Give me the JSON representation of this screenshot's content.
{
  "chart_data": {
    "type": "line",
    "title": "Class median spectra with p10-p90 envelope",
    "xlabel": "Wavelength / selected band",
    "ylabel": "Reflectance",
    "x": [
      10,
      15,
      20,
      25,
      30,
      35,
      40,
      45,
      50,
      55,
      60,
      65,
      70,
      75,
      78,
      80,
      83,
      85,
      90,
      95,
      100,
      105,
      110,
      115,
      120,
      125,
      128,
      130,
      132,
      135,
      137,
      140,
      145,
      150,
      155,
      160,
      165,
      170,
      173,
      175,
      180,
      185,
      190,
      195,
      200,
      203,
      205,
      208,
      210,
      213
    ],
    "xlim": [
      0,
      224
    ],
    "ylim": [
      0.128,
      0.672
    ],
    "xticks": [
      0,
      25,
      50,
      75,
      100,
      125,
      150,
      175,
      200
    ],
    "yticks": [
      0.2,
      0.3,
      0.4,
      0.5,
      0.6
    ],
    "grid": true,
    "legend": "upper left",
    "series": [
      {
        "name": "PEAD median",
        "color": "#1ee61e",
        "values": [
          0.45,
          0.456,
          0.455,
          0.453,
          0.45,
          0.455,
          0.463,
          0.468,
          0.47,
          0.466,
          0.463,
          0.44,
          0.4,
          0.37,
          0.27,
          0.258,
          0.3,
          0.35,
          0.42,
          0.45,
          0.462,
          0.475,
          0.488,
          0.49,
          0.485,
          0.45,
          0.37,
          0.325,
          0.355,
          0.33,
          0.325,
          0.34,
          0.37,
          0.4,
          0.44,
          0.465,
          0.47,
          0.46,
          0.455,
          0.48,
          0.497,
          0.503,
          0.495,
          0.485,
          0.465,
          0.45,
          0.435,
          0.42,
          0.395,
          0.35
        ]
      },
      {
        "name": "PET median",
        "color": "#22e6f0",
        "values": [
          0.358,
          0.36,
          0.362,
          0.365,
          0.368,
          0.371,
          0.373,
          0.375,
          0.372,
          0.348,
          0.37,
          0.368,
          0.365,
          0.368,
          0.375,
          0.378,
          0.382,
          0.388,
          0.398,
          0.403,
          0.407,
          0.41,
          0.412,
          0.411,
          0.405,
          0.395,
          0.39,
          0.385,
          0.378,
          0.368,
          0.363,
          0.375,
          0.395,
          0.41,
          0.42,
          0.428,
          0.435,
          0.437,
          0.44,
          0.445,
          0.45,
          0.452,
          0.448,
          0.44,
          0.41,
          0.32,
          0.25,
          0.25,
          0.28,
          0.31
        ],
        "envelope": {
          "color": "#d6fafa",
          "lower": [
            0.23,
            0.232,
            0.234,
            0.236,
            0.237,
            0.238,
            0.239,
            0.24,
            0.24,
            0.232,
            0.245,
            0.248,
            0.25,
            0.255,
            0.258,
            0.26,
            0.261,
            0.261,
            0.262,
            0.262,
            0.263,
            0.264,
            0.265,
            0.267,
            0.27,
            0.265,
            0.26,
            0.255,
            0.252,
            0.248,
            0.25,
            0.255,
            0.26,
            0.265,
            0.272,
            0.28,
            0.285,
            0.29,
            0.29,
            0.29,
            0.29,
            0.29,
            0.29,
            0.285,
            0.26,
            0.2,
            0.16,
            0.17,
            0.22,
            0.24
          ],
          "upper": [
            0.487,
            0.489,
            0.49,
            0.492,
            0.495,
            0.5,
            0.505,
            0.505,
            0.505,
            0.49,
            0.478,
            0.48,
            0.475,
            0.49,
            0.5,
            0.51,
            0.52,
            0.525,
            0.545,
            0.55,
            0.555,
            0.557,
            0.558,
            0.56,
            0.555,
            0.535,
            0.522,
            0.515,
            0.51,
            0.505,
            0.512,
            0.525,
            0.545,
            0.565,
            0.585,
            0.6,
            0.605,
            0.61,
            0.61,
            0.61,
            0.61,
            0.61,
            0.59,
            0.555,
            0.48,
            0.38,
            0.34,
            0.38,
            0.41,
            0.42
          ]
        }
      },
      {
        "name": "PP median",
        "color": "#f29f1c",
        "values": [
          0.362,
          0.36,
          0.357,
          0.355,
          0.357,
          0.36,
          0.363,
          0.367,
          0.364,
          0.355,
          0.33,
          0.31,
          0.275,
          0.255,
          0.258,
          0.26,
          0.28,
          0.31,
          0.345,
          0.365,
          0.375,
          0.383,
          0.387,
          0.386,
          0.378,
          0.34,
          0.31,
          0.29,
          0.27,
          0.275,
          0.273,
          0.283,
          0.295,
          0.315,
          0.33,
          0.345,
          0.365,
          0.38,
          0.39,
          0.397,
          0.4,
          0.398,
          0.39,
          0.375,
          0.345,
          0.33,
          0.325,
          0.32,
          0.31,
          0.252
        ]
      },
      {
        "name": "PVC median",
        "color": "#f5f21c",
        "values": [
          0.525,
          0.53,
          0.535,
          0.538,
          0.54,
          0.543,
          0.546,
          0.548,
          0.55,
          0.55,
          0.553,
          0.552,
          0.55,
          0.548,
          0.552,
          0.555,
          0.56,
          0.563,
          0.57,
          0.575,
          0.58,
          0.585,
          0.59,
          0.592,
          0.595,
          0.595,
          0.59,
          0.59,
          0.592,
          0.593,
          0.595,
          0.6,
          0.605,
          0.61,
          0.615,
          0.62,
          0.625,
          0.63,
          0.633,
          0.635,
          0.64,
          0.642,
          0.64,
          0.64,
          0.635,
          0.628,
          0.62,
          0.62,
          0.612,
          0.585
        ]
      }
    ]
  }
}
━━━━━━━━━━━━━━━━━━━━━━━━━━━━━━
● Given exercise: Repeat each entry word for word.

● Final answer:
Give me the JSON representation of this screenshot's content.
{
  "chart_data": {
    "type": "line",
    "title": "Class median spectra with p10-p90 envelope",
    "xlabel": "Wavelength / selected band",
    "ylabel": "Reflectance",
    "x": [
      10,
      15,
      20,
      25,
      30,
      35,
      40,
      45,
      50,
      55,
      60,
      65,
      70,
      75,
      78,
      80,
      83,
      85,
      90,
      95,
      100,
      105,
      110,
      115,
      120,
      125,
      128,
      130,
      132,
      135,
      137,
      140,
      145,
      150,
      155,
      160,
      165,
      170,
      173,
      175,
      180,
      185,
      190,
      195,
      200,
      203,
      205,
      208,
      210,
      213
    ],
    "xlim": [
      0,
      224
    ],
    "ylim": [
      0.128,
      0.672
    ],
    "xticks": [
      0,
      25,
      50,
      75,
      100,
      125,
      150,
      175,
      200
    ],
    "yticks": [
      0.2,
      0.3,
      0.4,
      0.5,
      0.6
    ],
    "grid": true,
    "legend": "upper left",
    "series": [
      {
        "name": "PEAD median",
        "color": "#1ee61e",
        "values": [
          0.45,
          0.456,
          0.455,
          0.453,
          0.45,
          0.455,
          0.463,
          0.468,
          0.47,
          0.466,
          0.463,
          0.44,
          0.4,
          0.37,
          0.27,
          0.258,
          0.3,
          0.35,
          0.42,
          0.45,
          0.462,
          0.475,
          0.488,
          0.49,
          0.485,
          0.45,
          0.37,
          0.325,
          0.355,
          0.33,
          0.325,
          0.34,
          0.37,
          0.4,
          0.44,
          0.465,
          0.47,
          0.46,
          0.455,
          0.48,
          0.497,
          0.503,
          0.495,
          0.485,
          0.465,
          0.45,
          0.435,
          0.42,
          0.395,
          0.35
        ]
      },
      {
        "name": "PET median",
        "color": "#22e6f0",
        "values": [
          0.358,
          0.36,
          0.362,
          0.365,
          0.368,
          0.371,
          0.373,
          0.375,
          0.372,
          0.348,
          0.37,
          0.368,
          0.365,
          0.368,
          0.375,
          0.378,
          0.382,
          0.388,
          0.398,
          0.403,
          0.407,
          0.41,
          0.412,
          0.411,
          0.405,
          0.395,
          0.39,
          0.385,
          0.378,
          0.368,
          0.363,
          0.375,
          0.395,
          0.41,
          0.42,
          0.428,
          0.435,
          0.437,
          0.44,
          0.445,
          0.45,
          0.452,
          0.448,
          0.44,
          0.41,
          0.32,
          0.25,
          0.25,
          0.28,
          0.31
        ],
        "envelope": {
          "color": "#d6fafa",
          "lower": [
            0.23,
            0.232,
            0.234,
            0.236,
            0.237,
            0.238,
            0.239,
            0.24,
            0.24,
            0.232,
            0.245,
            0.248,
            0.25,
            0.255,
            0.258,
            0.26,
            0.261,
            0.261,
            0.262,
            0.262,
            0.263,
            0.264,
            0.265,
            0.267,
            0.27,
            0.265,
            0.26,
            0.255,
            0.252,
            0.248,
            0.25,
            0.255,
            0.26,
            0.265,
            0.272,
            0.28,
            0.285,
            0.29,
            0.29,
            0.29,
            0.29,
            0.29,
            0.29,
            0.285,
            0.26,
            0.2,
            0.16,
            0.17,
            0.22,
            0.24
          ],
          "upper": [
            0.487,
            0.489,
            0.49,
            0.492,
            0.495,
            0.5,
            0.505,
            0.505,
            0.505,
            0.49,
            0.478,
            0.48,
            0.475,
            0.49,
            0.5,
            0.51,
            0.52,
            0.525,
            0.545,
            0.55,
            0.555,
            0.557,
            0.558,
            0.56,
            0.555,
            0.535,
            0.522,
            0.515,
            0.51,
            0.505,
            0.512,
            0.525,
            0.545,
            0.565,
            0.585,
            0.6,
            0.605,
            0.61,
            0.61,
            0.61,
            0.61,
            0.61,
            0.59,
            0.555,
            0.48,
            0.38,
            0.34,
            0.38,
            0.41,
            0.42
          ]
        }
      },
      {
        "name": "PP median",
        "color": "#f29f1c",
        "values": [
          0.362,
          0.36,
          0.357,
          0.355,
          0.357,
          0.36,
          0.363,
          0.367,
          0.364,
          0.355,
          0.33,
          0.31,
          0.275,
          0.255,
          0.258,
          0.26,
          0.28,
          0.31,
          0.345,
          0.365,
          0.375,
          0.383,
          0.387,
          0.386,
          0.378,
          0.34,
          0.31,
          0.29,
          0.27,
          0.275,
          0.273,
          0.283,
          0.295,
          0.315,
          0.33,
          0.345,
          0.365,
          0.38,
          0.39,
          0.397,
          0.4,
          0.398,
          0.39,
          0.375,
          0.345,
          0.33,
          0.325,
          0.32,
          0.31,
          0.252
        ]
      },
      {
        "name": "PVC median",
        "color": "#f5f21c",
        "values": [
          0.525,
          0.53,
          0.535,
          0.538,
          0.54,
          0.543,
          0.546,
          0.548,
          0.55,
          0.55,
          0.553,
          0.552,
          0.55,
          0.548,
          0.552,
          0.555,
          0.56,
          0.563,
          0.57,
          0.575,
          0.58,
          0.585,
          0.59,
          0.592,
          0.595,
          0.595,
          0.59,
          0.59,
          0.592,
          0.593,
          0.595,
          0.6,
          0.605,
          0.61,
          0.615,
          0.62,
          0.625,
          0.63,
          0.633,
          0.635,
          0.64,
          0.642,
          0.64,
          0.64,
          0.635,
          0.628,
          0.62,
          0.62,
          0.612,
          0.585
        ]
      }
    ]
  }
}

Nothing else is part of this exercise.